→ **Work to complete**: Using the listing below, select the lines with the word "Морин" and copy them.

══════════════════════════════

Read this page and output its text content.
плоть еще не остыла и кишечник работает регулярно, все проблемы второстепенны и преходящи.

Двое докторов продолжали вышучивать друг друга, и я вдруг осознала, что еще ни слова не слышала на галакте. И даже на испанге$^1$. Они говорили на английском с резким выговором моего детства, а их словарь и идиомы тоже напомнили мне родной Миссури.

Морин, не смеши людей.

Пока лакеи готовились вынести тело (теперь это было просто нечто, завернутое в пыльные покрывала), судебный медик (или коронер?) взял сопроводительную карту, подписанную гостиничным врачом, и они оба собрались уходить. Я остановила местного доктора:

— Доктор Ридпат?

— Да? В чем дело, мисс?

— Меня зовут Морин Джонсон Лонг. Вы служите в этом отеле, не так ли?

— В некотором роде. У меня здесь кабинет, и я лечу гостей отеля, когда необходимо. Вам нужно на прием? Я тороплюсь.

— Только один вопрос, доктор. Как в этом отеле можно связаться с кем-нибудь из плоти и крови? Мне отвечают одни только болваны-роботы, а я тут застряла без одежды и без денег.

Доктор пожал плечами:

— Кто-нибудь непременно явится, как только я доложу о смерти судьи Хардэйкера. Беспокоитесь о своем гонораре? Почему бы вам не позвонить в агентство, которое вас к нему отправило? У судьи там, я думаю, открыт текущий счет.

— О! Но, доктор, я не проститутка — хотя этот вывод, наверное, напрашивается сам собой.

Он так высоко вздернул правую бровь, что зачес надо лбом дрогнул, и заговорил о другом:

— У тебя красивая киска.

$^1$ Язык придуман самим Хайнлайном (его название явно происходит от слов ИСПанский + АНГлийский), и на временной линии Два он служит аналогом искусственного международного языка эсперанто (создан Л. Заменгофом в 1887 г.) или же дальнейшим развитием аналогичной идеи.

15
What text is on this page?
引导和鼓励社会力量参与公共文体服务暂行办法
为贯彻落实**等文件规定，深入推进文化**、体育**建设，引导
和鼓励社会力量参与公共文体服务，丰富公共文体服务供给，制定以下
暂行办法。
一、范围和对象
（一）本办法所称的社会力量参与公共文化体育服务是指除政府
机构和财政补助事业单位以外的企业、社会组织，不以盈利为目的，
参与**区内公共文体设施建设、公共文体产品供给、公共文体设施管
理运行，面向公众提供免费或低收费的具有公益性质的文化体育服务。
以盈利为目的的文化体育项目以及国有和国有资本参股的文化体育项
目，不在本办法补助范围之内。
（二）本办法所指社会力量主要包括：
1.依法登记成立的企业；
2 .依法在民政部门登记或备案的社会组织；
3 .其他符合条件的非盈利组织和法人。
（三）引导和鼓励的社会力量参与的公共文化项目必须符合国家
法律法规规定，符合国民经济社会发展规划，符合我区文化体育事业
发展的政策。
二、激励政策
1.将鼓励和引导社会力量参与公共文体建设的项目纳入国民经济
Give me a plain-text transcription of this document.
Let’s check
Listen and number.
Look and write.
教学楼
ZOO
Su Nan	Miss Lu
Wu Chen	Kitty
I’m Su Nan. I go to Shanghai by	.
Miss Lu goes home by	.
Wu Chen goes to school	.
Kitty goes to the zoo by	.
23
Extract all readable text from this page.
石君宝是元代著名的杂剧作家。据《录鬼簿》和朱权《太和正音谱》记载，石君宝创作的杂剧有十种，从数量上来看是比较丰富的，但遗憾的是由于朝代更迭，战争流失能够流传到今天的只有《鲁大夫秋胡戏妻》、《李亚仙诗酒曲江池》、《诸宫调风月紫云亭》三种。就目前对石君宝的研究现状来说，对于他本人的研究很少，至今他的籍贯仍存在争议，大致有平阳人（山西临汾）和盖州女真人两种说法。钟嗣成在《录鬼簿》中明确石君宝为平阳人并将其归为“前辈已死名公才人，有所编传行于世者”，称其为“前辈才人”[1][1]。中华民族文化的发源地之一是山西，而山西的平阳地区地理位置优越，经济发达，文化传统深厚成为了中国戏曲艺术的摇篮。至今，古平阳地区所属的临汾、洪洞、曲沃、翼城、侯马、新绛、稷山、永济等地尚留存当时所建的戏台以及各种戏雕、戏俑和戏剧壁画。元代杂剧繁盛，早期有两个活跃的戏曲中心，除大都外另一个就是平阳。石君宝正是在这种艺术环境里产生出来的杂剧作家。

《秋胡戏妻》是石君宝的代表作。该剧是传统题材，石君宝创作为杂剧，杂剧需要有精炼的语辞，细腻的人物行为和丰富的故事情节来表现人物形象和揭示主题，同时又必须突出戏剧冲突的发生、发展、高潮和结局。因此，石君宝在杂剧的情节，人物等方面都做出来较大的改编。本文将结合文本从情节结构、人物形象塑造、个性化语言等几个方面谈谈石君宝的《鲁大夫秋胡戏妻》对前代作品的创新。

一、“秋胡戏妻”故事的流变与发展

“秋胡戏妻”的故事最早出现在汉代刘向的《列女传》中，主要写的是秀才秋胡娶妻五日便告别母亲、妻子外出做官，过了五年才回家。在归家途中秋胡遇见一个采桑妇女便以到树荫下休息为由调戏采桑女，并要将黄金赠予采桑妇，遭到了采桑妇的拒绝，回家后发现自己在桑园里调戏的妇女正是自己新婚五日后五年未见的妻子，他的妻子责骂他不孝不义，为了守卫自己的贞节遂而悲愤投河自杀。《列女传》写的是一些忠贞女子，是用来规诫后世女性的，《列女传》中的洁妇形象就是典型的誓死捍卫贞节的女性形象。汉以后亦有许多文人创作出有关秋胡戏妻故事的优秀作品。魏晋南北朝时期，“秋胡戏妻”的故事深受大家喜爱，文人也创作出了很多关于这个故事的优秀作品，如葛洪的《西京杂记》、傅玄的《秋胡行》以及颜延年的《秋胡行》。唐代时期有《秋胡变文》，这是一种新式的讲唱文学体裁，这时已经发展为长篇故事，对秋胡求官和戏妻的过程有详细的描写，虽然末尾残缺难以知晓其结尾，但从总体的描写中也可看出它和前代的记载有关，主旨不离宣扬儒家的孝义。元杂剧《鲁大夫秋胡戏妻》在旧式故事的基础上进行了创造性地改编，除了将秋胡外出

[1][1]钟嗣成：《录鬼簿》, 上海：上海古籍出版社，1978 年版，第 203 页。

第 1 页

══════════════════════════════

→ **The solution**:
Морин, не смеши людей.
— Меня зовут Морин Джонсон Лонг. Вы служите в этом отеле, не так ли?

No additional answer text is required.